Transcribe every record that appears below, exactly and in full.
** Start Provided data **
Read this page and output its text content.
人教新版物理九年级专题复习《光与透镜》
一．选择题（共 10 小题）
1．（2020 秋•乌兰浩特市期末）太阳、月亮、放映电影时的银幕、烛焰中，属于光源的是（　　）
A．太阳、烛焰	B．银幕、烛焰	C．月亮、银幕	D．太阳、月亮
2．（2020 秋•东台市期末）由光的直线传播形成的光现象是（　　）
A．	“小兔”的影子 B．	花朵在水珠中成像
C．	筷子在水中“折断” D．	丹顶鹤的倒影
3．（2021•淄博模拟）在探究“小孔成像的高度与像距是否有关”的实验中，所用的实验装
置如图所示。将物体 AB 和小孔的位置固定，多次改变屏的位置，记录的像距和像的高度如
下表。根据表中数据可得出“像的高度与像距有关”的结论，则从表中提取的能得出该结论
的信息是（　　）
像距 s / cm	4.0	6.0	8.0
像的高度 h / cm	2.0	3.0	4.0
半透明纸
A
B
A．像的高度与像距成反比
** End Provided data **
• [Exercise response]
Read this page and output its text content.
人教新版物理九年级专题复习《光与透镜》
一．选择题（共 10 小题）
1．（2020 秋•乌兰浩特市期末）太阳、月亮、放映电影时的银幕、烛焰中，属于光源的是（　　）
A．太阳、烛焰	B．银幕、烛焰	C．月亮、银幕	D．太阳、月亮
2．（2020 秋•东台市期末）由光的直线传播形成的光现象是（　　）
A．	“小兔”的影子 B．	花朵在水珠中成像
C．	筷子在水中“折断” D．	丹顶鹤的倒影
3．（2021•淄博模拟）在探究“小孔成像的高度与像距是否有关”的实验中，所用的实验装
置如图所示。将物体 AB 和小孔的位置固定，多次改变屏的位置，记录的像距和像的高度如
下表。根据表中数据可得出“像的高度与像距有关”的结论，则从表中提取的能得出该结论
的信息是（　　）
像距 s / cm	4.0	6.0	8.0
像的高度 h / cm	2.0	3.0	4.0
半透明纸
A
B
A．像的高度与像距成反比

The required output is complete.